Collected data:
##########

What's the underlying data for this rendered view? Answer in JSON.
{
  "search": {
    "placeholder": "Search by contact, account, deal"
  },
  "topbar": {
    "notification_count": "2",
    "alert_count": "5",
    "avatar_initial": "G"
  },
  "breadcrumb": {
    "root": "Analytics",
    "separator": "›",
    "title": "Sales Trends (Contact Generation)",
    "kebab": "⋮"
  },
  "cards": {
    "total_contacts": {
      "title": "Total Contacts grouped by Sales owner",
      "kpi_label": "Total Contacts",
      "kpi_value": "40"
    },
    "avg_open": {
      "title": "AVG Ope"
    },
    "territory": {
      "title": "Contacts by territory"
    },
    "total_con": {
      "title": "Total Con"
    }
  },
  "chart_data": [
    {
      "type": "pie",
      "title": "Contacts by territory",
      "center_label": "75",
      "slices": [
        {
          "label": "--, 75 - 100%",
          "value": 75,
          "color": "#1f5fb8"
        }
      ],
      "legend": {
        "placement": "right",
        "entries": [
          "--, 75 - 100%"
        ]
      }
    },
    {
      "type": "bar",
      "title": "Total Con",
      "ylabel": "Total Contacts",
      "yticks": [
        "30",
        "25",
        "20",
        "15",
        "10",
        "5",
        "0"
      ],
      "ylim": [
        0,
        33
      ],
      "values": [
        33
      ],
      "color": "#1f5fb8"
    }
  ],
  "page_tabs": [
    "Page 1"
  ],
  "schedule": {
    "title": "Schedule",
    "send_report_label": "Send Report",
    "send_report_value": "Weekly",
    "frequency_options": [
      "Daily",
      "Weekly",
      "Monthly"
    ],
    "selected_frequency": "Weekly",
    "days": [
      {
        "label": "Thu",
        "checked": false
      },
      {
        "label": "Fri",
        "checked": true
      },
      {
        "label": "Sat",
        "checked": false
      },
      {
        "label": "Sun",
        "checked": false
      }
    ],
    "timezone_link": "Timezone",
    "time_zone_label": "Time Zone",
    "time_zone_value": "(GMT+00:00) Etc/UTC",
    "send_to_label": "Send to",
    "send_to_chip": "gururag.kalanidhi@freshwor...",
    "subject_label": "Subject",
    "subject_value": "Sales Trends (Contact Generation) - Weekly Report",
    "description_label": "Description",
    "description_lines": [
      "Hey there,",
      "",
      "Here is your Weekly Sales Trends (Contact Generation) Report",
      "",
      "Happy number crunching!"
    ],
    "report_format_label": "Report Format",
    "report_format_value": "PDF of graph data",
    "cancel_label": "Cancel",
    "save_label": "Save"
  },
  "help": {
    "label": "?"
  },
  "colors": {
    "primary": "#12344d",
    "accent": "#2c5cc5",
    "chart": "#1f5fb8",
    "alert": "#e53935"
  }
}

##########

AIM OF THE TASK: Every line of the records that includes the word "Sales" should be gathered.

PROBLEM SOLUTION:
    "title": "Sales Trends (Contact Generation)",
      "title": "Total Contacts grouped by Sales owner",
    "subject_value": "Sales Trends (Contact Generation) - Weekly Report",
      "Here is your Weekly Sales Trends (Contact Generation) Report",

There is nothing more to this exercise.